--- RECORDED DATA ---

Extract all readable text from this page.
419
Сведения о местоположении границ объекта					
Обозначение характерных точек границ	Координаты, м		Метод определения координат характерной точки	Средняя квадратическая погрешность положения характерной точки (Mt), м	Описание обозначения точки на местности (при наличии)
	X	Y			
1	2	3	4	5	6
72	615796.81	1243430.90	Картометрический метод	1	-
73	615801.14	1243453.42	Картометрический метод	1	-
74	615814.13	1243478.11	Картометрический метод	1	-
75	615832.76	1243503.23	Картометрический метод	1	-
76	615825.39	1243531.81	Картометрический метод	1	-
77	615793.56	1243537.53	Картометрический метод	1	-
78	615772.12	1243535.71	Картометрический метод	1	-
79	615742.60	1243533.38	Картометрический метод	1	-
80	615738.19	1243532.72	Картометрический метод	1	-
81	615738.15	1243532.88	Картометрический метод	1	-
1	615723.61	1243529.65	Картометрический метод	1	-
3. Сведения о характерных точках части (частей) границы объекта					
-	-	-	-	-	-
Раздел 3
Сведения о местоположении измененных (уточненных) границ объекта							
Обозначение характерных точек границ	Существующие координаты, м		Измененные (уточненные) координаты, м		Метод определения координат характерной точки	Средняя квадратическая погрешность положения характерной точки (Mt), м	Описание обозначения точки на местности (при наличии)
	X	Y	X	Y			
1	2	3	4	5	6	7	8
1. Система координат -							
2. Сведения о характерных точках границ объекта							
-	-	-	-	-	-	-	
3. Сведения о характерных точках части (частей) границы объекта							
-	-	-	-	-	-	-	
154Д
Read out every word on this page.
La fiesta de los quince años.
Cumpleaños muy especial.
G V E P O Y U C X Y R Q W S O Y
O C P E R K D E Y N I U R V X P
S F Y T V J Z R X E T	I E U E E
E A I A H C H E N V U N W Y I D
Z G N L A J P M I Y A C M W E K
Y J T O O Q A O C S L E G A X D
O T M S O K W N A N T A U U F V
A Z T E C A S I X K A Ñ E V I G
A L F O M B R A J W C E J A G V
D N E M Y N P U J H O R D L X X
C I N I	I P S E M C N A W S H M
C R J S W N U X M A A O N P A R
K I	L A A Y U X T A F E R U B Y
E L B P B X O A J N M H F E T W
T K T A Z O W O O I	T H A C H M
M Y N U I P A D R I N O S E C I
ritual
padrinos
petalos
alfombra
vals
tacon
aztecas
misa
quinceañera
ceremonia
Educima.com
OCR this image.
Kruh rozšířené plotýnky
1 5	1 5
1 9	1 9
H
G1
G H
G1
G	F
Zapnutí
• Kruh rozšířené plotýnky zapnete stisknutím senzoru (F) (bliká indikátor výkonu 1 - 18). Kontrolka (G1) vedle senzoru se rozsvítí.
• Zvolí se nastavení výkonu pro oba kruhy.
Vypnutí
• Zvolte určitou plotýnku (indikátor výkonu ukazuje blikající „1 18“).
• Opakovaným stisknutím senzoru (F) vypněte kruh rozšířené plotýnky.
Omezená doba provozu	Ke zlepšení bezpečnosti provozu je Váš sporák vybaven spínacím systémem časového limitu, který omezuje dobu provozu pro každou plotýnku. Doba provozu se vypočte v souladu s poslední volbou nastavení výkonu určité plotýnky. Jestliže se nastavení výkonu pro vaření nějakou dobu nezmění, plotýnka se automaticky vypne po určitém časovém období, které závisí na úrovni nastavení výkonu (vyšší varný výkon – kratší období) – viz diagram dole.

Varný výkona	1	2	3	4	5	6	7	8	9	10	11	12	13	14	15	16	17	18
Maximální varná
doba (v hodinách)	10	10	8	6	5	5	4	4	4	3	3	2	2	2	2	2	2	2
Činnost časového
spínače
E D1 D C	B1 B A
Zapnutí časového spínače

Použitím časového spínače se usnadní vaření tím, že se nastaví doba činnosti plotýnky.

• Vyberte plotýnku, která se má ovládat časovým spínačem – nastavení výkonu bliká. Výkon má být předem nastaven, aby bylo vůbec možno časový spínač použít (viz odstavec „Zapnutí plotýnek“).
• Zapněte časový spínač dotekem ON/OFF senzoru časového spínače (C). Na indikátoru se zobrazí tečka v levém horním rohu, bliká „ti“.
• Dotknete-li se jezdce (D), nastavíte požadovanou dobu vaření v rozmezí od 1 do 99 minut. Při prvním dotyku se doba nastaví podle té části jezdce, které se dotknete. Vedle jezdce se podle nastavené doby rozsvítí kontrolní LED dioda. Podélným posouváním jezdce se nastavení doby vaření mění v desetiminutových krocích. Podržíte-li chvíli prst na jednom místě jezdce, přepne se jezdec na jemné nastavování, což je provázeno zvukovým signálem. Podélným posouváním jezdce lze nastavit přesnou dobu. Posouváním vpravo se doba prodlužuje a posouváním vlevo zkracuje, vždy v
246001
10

--- PROBLEM ---
Reproduce each line verbatim.

--- WORKED SOLUTION ---
Extract all readable text from this page.
419
Сведения о местоположении границ объекта					
Обозначение характерных точек границ	Координаты, м		Метод определения координат характерной точки	Средняя квадратическая погрешность положения характерной точки (Mt), м	Описание обозначения точки на местности (при наличии)
	X	Y			
1	2	3	4	5	6
72	615796.81	1243430.90	Картометрический метод	1	-
73	615801.14	1243453.42	Картометрический метод	1	-
74	615814.13	1243478.11	Картометрический метод	1	-
75	615832.76	1243503.23	Картометрический метод	1	-
76	615825.39	1243531.81	Картометрический метод	1	-
77	615793.56	1243537.53	Картометрический метод	1	-
78	615772.12	1243535.71	Картометрический метод	1	-
79	615742.60	1243533.38	Картометрический метод	1	-
80	615738.19	1243532.72	Картометрический метод	1	-
81	615738.15	1243532.88	Картометрический метод	1	-
1	615723.61	1243529.65	Картометрический метод	1	-
3. Сведения о характерных точках части (частей) границы объекта					
-	-	-	-	-	-
Раздел 3
Сведения о местоположении измененных (уточненных) границ объекта							
Обозначение характерных точек границ	Существующие координаты, м		Измененные (уточненные) координаты, м		Метод определения координат характерной точки	Средняя квадратическая погрешность положения характерной точки (Mt), м	Описание обозначения точки на местности (при наличии)
	X	Y	X	Y			
1	2	3	4	5	6	7	8
1. Система координат -							
2. Сведения о характерных точках границ объекта							
-	-	-	-	-	-	-	
3. Сведения о характерных точках части (частей) границы объекта							
-	-	-	-	-	-	-	
154Д
Read out every word on this page.
La fiesta de los quince años.
Cumpleaños muy especial.
G V E P O Y U C X Y R Q W S O Y
O C P E R K D E Y N I U R V X P
S F Y T V J Z R X E T	I E U E E
E A I A H C H E N V U N W Y I D
Z G N L A J P M I Y A C M W E K
Y J T O O Q A O C S L E G A X D
O T M S O K W N A N T A U U F V
A Z T E C A S I X K A Ñ E V I G
A L F O M B R A J W C E J A G V
D N E M Y N P U J H O R D L X X
C I N I	I P S E M C N A W S H M
C R J S W N U X M A A O N P A R
K I	L A A Y U X T A F E R U B Y
E L B P B X O A J N M H F E T W
T K T A Z O W O O I	T H A C H M
M Y N U I P A D R I N O S E C I
ritual
padrinos
petalos
alfombra
vals
tacon
aztecas
misa
quinceañera
ceremonia
Educima.com
OCR this image.
Kruh rozšířené plotýnky
1 5	1 5
1 9	1 9
H
G1
G H
G1
G	F
Zapnutí
• Kruh rozšířené plotýnky zapnete stisknutím senzoru (F) (bliká indikátor výkonu 1 - 18). Kontrolka (G1) vedle senzoru se rozsvítí.
• Zvolí se nastavení výkonu pro oba kruhy.
Vypnutí
• Zvolte určitou plotýnku (indikátor výkonu ukazuje blikající „1 18“).
• Opakovaným stisknutím senzoru (F) vypněte kruh rozšířené plotýnky.
Omezená doba provozu	Ke zlepšení bezpečnosti provozu je Váš sporák vybaven spínacím systémem časového limitu, který omezuje dobu provozu pro každou plotýnku. Doba provozu se vypočte v souladu s poslední volbou nastavení výkonu určité plotýnky. Jestliže se nastavení výkonu pro vaření nějakou dobu nezmění, plotýnka se automaticky vypne po určitém časovém období, které závisí na úrovni nastavení výkonu (vyšší varný výkon – kratší období) – viz diagram dole.

Varný výkona	1	2	3	4	5	6	7	8	9	10	11	12	13	14	15	16	17	18
Maximální varná
doba (v hodinách)	10	10	8	6	5	5	4	4	4	3	3	2	2	2	2	2	2	2
Činnost časového
spínače
E D1 D C	B1 B A
Zapnutí časového spínače

Použitím časového spínače se usnadní vaření tím, že se nastaví doba činnosti plotýnky.

• Vyberte plotýnku, která se má ovládat časovým spínačem – nastavení výkonu bliká. Výkon má být předem nastaven, aby bylo vůbec možno časový spínač použít (viz odstavec „Zapnutí plotýnek“).
• Zapněte časový spínač dotekem ON/OFF senzoru časového spínače (C). Na indikátoru se zobrazí tečka v levém horním rohu, bliká „ti“.
• Dotknete-li se jezdce (D), nastavíte požadovanou dobu vaření v rozmezí od 1 do 99 minut. Při prvním dotyku se doba nastaví podle té části jezdce, které se dotknete. Vedle jezdce se podle nastavené doby rozsvítí kontrolní LED dioda. Podélným posouváním jezdce se nastavení doby vaření mění v desetiminutových krocích. Podržíte-li chvíli prst na jednom místě jezdce, přepne se jezdec na jemné nastavování, což je provázeno zvukovým signálem. Podélným posouváním jezdce lze nastavit přesnou dobu. Posouváním vpravo se doba prodlužuje a posouváním vlevo zkracuje, vždy v
246001
10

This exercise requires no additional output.